> _WHAT TO DO_
Transcribe the records below exactly, leaving out any pictures.

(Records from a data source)
------------------------------------------------

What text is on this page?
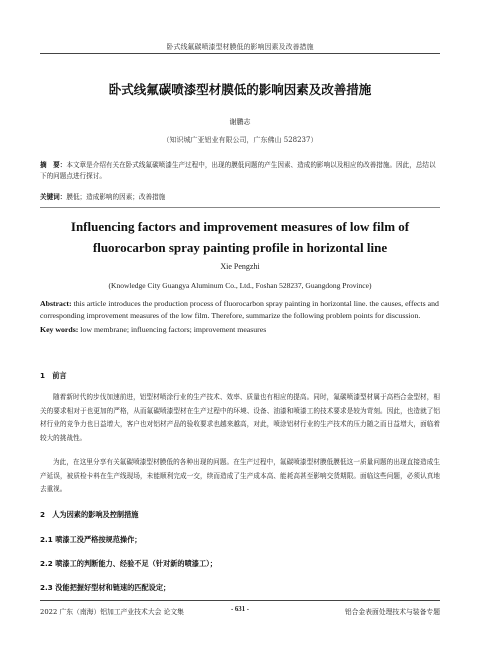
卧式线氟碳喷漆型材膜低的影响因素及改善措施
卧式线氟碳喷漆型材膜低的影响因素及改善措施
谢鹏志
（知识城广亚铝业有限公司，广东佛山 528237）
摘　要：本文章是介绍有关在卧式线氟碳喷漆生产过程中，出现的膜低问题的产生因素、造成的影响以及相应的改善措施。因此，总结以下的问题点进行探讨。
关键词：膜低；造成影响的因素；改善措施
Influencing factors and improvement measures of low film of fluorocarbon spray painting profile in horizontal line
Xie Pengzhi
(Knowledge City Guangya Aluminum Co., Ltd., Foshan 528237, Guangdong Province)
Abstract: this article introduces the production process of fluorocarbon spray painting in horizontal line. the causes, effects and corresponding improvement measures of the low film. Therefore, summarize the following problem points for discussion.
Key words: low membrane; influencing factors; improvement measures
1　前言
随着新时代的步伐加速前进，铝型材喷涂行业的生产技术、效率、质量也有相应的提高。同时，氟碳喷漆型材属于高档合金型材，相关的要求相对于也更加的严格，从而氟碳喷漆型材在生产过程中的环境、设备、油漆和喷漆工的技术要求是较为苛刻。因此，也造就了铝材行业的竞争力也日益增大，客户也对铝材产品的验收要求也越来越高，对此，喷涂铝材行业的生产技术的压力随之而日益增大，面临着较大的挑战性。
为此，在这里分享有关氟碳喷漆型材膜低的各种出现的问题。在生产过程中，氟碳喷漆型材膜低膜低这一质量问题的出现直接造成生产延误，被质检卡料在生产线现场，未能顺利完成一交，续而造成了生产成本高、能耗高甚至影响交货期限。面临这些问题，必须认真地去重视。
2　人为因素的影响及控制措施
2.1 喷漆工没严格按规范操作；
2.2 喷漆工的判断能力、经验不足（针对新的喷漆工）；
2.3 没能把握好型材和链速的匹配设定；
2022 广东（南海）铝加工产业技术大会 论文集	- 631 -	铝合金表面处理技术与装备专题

------------------------------------------------

> _OUTPUT FOR THIS TASK_
What text is on this page?
卧式线氟碳喷漆型材膜低的影响因素及改善措施
卧式线氟碳喷漆型材膜低的影响因素及改善措施
谢鹏志
（知识城广亚铝业有限公司，广东佛山 528237）
摘　要：本文章是介绍有关在卧式线氟碳喷漆生产过程中，出现的膜低问题的产生因素、造成的影响以及相应的改善措施。因此，总结以下的问题点进行探讨。
关键词：膜低；造成影响的因素；改善措施
Influencing factors and improvement measures of low film of fluorocarbon spray painting profile in horizontal line
Xie Pengzhi
(Knowledge City Guangya Aluminum Co., Ltd., Foshan 528237, Guangdong Province)
Abstract: this article introduces the production process of fluorocarbon spray painting in horizontal line. the causes, effects and corresponding improvement measures of the low film. Therefore, summarize the following problem points for discussion.
Key words: low membrane; influencing factors; improvement measures
1　前言
随着新时代的步伐加速前进，铝型材喷涂行业的生产技术、效率、质量也有相应的提高。同时，氟碳喷漆型材属于高档合金型材，相关的要求相对于也更加的严格，从而氟碳喷漆型材在生产过程中的环境、设备、油漆和喷漆工的技术要求是较为苛刻。因此，也造就了铝材行业的竞争力也日益增大，客户也对铝材产品的验收要求也越来越高，对此，喷涂铝材行业的生产技术的压力随之而日益增大，面临着较大的挑战性。
为此，在这里分享有关氟碳喷漆型材膜低的各种出现的问题。在生产过程中，氟碳喷漆型材膜低膜低这一质量问题的出现直接造成生产延误，被质检卡料在生产线现场，未能顺利完成一交，续而造成了生产成本高、能耗高甚至影响交货期限。面临这些问题，必须认真地去重视。
2　人为因素的影响及控制措施
2.1 喷漆工没严格按规范操作；
2.2 喷漆工的判断能力、经验不足（针对新的喷漆工）；
2.3 没能把握好型材和链速的匹配设定；
2022 广东（南海）铝加工产业技术大会 论文集	- 631 -	铝合金表面处理技术与装备专题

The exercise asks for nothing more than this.